**Given entries:**
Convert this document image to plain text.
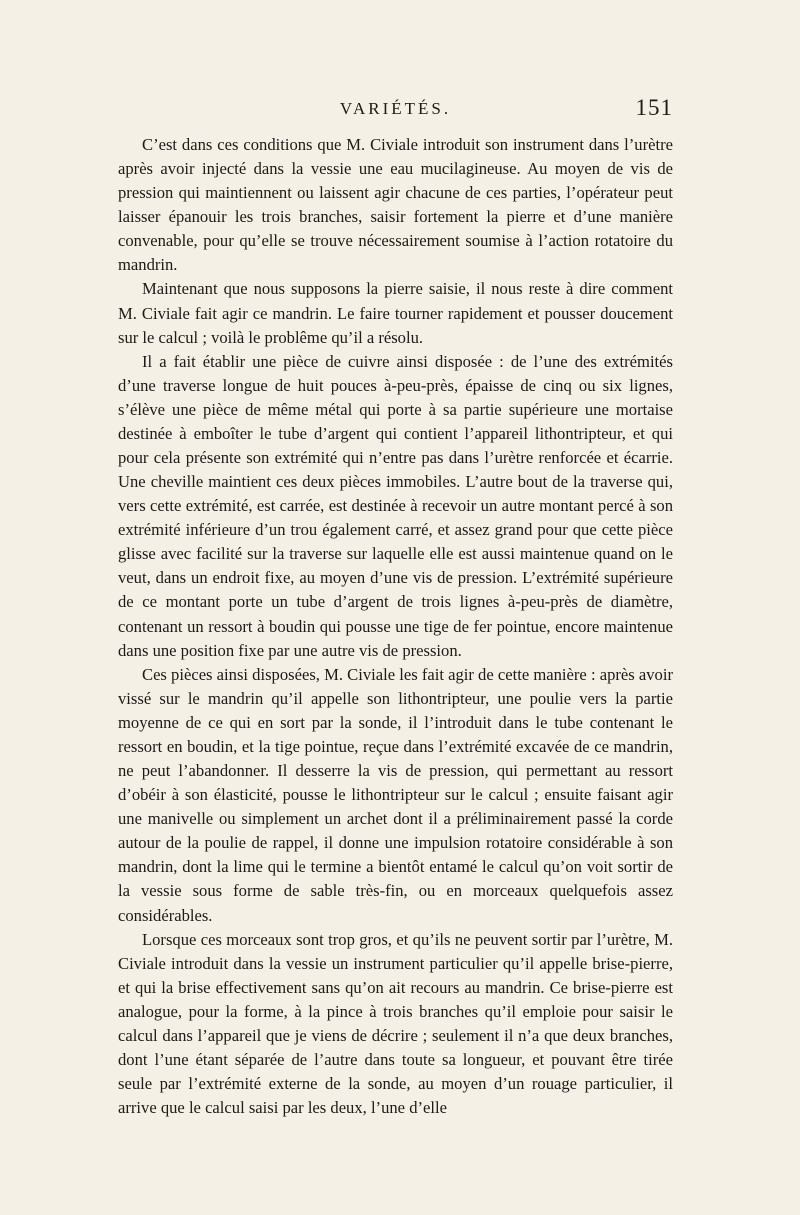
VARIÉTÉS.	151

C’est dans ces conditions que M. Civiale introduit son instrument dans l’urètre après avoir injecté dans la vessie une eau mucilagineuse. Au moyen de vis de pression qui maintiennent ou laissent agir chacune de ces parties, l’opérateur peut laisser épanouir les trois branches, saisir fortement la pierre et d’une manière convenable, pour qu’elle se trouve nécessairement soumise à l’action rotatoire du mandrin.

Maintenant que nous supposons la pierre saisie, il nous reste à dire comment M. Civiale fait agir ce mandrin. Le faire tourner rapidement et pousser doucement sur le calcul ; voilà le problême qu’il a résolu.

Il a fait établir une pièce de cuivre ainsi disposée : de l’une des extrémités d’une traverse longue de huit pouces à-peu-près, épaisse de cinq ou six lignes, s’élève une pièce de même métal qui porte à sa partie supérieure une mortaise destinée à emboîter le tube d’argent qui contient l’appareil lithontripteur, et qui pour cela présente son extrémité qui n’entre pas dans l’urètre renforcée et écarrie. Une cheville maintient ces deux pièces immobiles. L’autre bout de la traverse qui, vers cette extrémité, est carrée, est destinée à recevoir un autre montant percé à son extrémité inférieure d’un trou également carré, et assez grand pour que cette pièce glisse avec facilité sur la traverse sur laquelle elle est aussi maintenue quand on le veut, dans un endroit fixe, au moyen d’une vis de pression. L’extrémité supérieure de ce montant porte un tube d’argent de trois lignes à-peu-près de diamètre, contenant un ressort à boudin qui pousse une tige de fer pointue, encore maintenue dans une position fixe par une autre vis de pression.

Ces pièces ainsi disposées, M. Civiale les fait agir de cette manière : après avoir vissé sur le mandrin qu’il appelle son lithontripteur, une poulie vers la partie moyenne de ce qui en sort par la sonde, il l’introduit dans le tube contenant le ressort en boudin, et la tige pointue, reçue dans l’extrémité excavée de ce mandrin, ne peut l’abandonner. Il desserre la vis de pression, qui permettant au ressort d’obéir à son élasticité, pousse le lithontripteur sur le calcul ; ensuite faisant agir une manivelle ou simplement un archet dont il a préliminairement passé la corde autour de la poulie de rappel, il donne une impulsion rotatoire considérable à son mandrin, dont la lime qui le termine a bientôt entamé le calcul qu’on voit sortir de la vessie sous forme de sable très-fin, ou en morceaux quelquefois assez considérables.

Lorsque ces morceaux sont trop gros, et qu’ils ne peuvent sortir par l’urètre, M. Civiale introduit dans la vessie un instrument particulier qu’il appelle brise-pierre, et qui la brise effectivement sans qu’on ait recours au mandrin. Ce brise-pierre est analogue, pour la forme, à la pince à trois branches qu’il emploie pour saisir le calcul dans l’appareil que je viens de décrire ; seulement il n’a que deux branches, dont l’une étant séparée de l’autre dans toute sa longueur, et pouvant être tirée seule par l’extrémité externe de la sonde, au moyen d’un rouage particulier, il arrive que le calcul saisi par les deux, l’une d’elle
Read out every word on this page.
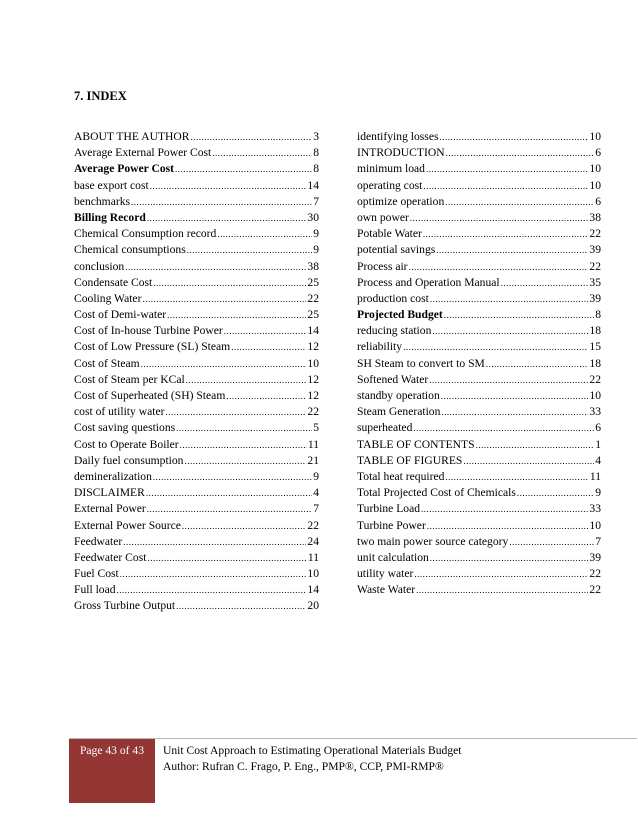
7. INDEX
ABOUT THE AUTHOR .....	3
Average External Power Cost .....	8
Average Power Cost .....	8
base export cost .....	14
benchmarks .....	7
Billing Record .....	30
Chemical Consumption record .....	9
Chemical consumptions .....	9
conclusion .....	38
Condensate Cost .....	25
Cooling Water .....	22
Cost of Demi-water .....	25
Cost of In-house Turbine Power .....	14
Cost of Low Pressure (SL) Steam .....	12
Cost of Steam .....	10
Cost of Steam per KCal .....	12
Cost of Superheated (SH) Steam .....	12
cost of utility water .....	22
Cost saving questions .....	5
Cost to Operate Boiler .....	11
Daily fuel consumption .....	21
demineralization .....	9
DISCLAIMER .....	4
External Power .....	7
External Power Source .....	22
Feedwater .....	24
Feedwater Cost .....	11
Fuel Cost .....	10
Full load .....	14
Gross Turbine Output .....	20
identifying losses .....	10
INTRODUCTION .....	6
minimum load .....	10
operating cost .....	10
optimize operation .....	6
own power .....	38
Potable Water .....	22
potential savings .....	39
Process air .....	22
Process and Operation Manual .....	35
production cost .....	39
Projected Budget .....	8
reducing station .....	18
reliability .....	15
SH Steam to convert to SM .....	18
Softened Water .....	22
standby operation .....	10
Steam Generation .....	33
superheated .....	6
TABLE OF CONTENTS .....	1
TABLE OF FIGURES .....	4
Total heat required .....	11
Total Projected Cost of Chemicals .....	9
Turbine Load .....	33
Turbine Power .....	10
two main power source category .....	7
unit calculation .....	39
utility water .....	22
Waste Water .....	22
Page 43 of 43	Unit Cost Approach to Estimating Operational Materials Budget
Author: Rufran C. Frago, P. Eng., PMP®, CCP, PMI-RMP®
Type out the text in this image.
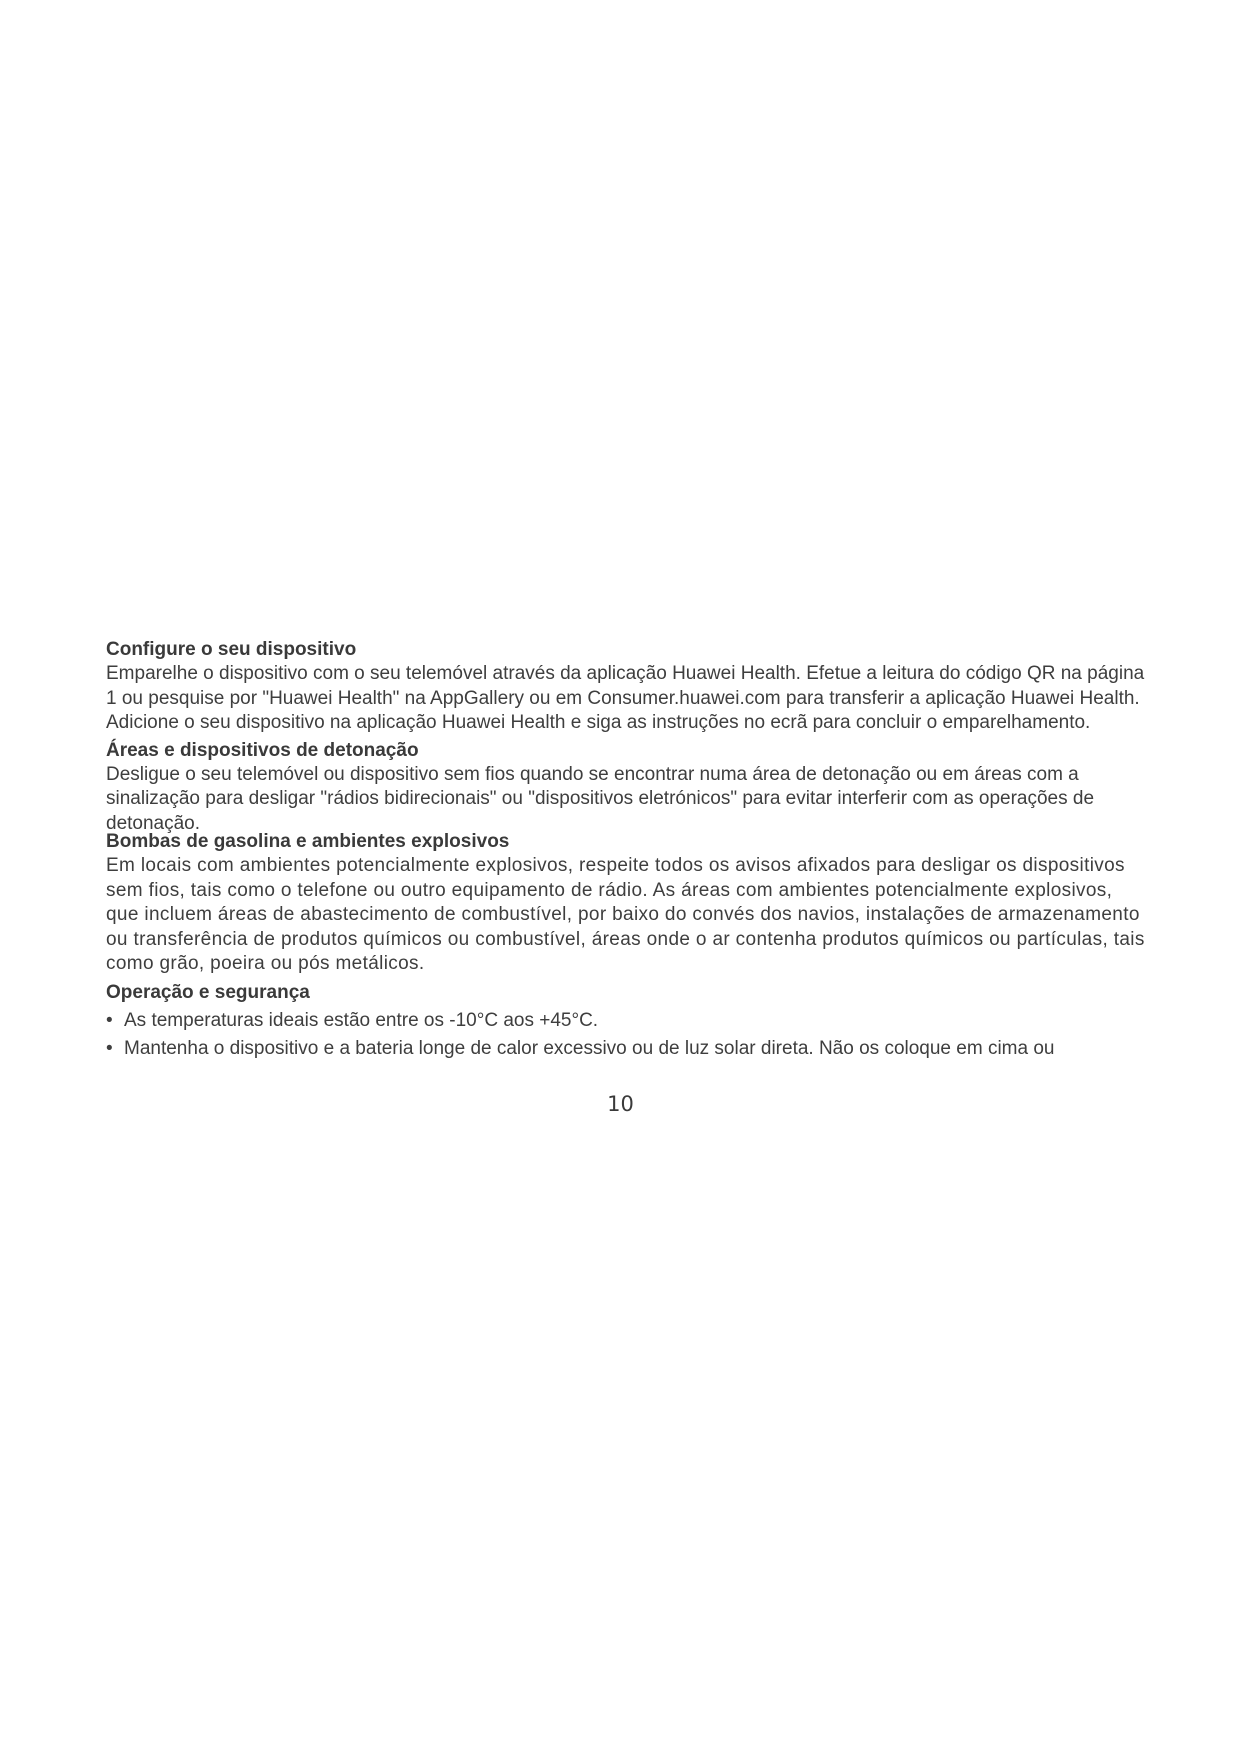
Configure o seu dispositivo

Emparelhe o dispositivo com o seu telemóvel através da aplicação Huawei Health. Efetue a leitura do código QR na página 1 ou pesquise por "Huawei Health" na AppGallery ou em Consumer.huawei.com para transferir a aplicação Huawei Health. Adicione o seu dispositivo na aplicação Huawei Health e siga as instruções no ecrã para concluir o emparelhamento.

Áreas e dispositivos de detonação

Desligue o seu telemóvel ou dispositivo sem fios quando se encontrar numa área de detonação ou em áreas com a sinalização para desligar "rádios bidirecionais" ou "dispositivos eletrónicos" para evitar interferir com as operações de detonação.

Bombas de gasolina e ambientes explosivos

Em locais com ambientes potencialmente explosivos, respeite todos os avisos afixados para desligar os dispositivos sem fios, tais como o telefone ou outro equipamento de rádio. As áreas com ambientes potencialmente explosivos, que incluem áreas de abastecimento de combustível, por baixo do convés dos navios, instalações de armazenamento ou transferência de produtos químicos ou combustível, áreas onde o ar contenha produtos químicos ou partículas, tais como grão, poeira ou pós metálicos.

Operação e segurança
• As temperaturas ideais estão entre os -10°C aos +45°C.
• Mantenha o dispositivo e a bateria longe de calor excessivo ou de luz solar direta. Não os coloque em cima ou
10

**Work to be completed:**
Return each line where "Projected" shows up.

**The output:**
Projected Budget .....	8
Total Projected Cost of Chemicals .....	9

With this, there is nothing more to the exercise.